- _AVAILABLE RECORDS_:
=======

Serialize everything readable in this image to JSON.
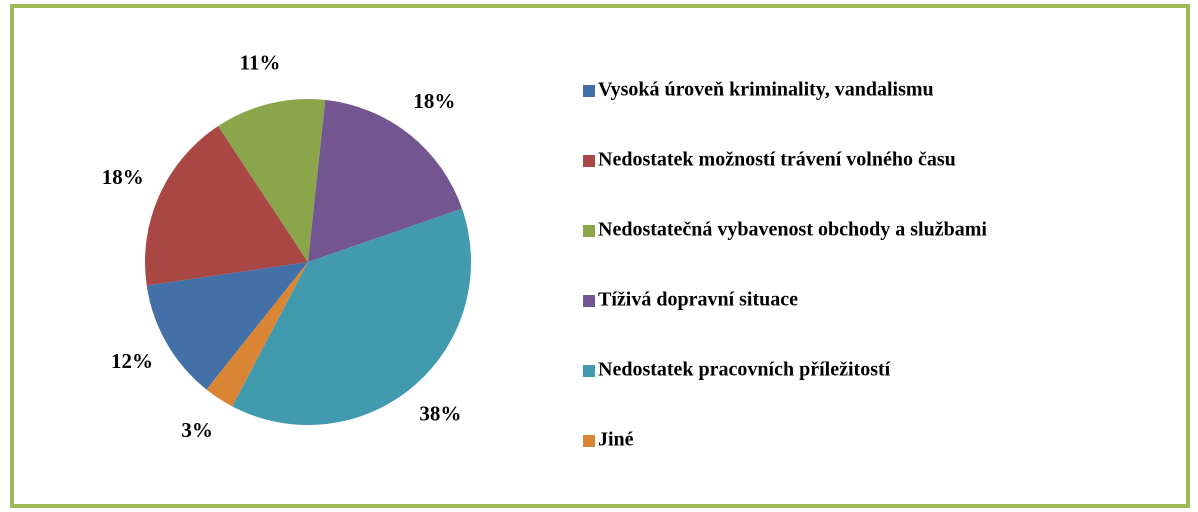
{
  "chart_data": {
    "type": "pie",
    "categories": [
      "Vysoká úroveň kriminality, vandalismu",
      "Nedostatek možností trávení volného času",
      "Nedostatečná vybavenost obchody a službami",
      "Tíživá dopravní situace",
      "Nedostatek pracovních příležitostí",
      "Jiné"
    ],
    "values": [
      12,
      18,
      11,
      18,
      38,
      3
    ],
    "value_labels": [
      "12%",
      "18%",
      "11%",
      "18%",
      "38%",
      "3%"
    ],
    "colors": [
      "#4470a8",
      "#a94744",
      "#8ba64a",
      "#725591",
      "#429aaf",
      "#d98534"
    ],
    "start_angle": 218.5,
    "legend": "right"
  }
}
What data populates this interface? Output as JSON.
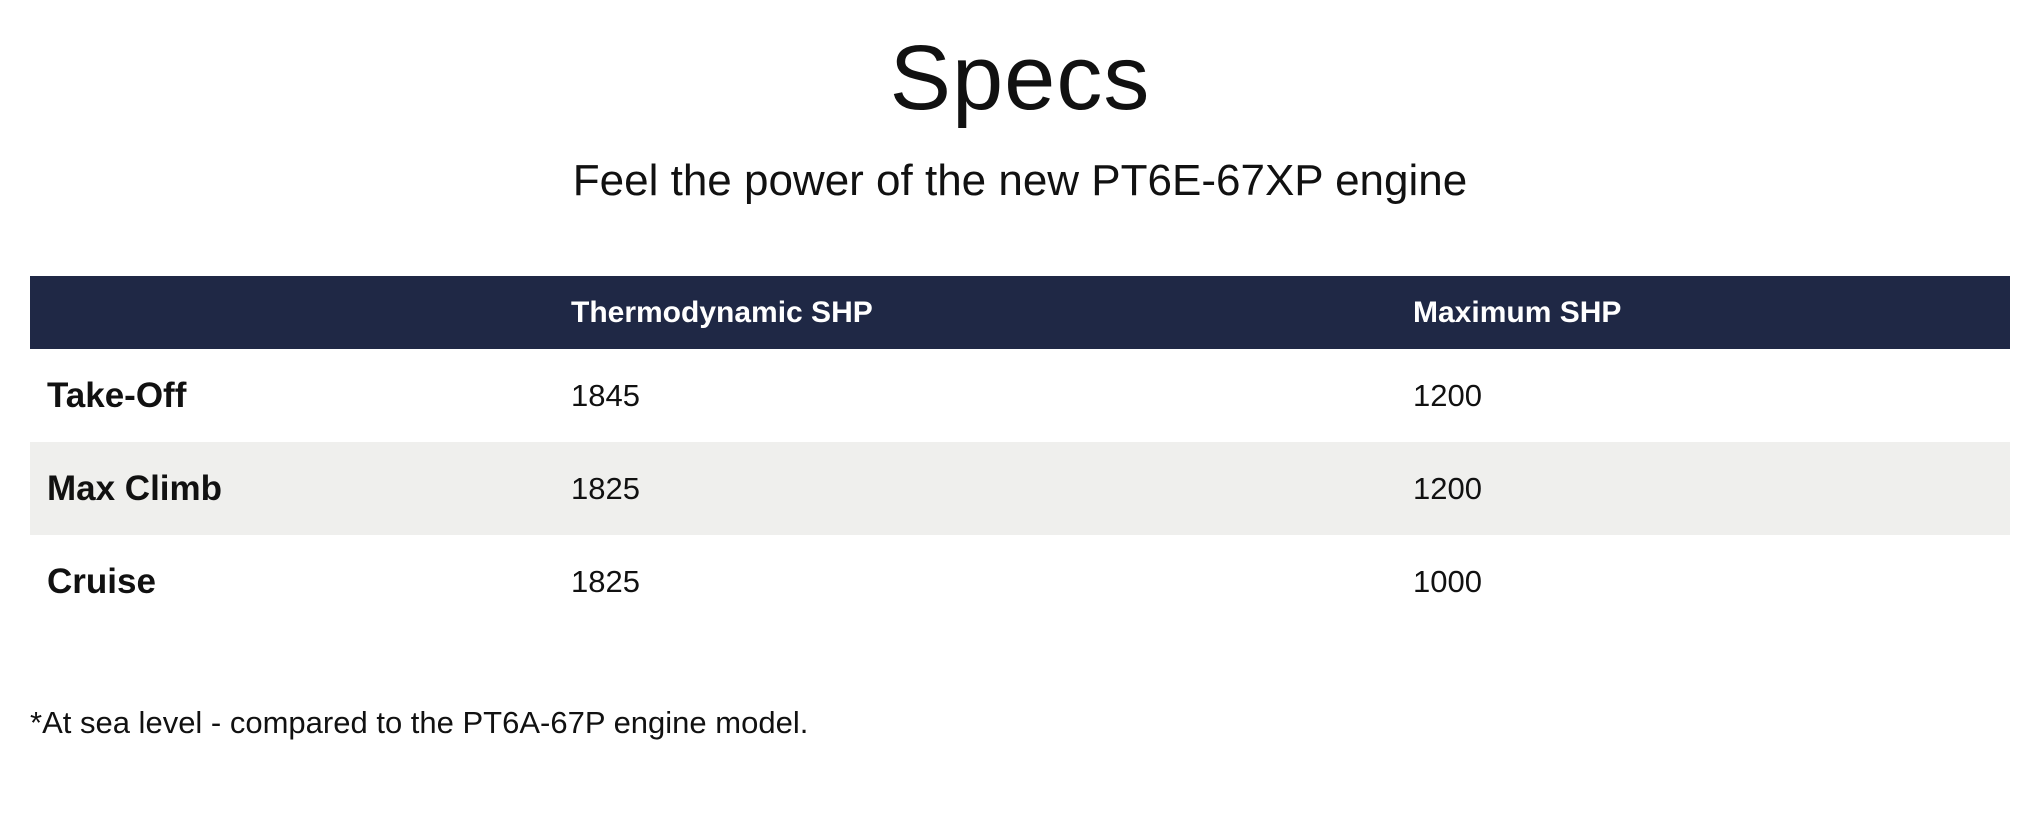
{
  "header": {
    "title": "Specs",
    "subtitle": "Feel the power of the new PT6E-67XP engine"
  },
  "table": {
    "columns": [
      "",
      "Thermodynamic SHP",
      "Maximum SHP"
    ],
    "rows": [
      {
        "label": "Take-Off",
        "thermodynamic_shp": "1845",
        "maximum_shp": "1200"
      },
      {
        "label": "Max Climb",
        "thermodynamic_shp": "1825",
        "maximum_shp": "1200"
      },
      {
        "label": "Cruise",
        "thermodynamic_shp": "1825",
        "maximum_shp": "1000"
      }
    ]
  },
  "footnote": "*At sea level - compared to the PT6A-67P engine model.",
  "colors": {
    "header_background": "#1f2845",
    "header_text": "#ffffff",
    "shaded_row": "#efefed"
  }
}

=======

Each record must be quoted in full and exactly. Do not include the pictures.

- _TASK RESPONSE_:
Serialize everything readable in this image to JSON.
{
  "chart_data": {
    "type": "pie",
    "categories": [
      "Vysoká úroveň kriminality, vandalismu",
      "Nedostatek možností trávení volného času",
      "Nedostatečná vybavenost obchody a službami",
      "Tíživá dopravní situace",
      "Nedostatek pracovních příležitostí",
      "Jiné"
    ],
    "values": [
      12,
      18,
      11,
      18,
      38,
      3
    ],
    "value_labels": [
      "12%",
      "18%",
      "11%",
      "18%",
      "38%",
      "3%"
    ],
    "colors": [
      "#4470a8",
      "#a94744",
      "#8ba64a",
      "#725591",
      "#429aaf",
      "#d98534"
    ],
    "start_angle": 218.5,
    "legend": "right"
  }
}
What data populates this interface? Output as JSON.
{
  "header": {
    "title": "Specs",
    "subtitle": "Feel the power of the new PT6E-67XP engine"
  },
  "table": {
    "columns": [
      "",
      "Thermodynamic SHP",
      "Maximum SHP"
    ],
    "rows": [
      {
        "label": "Take-Off",
        "thermodynamic_shp": "1845",
        "maximum_shp": "1200"
      },
      {
        "label": "Max Climb",
        "thermodynamic_shp": "1825",
        "maximum_shp": "1200"
      },
      {
        "label": "Cruise",
        "thermodynamic_shp": "1825",
        "maximum_shp": "1000"
      }
    ]
  },
  "footnote": "*At sea level - compared to the PT6A-67P engine model.",
  "colors": {
    "header_background": "#1f2845",
    "header_text": "#ffffff",
    "shaded_row": "#efefed"
  }
}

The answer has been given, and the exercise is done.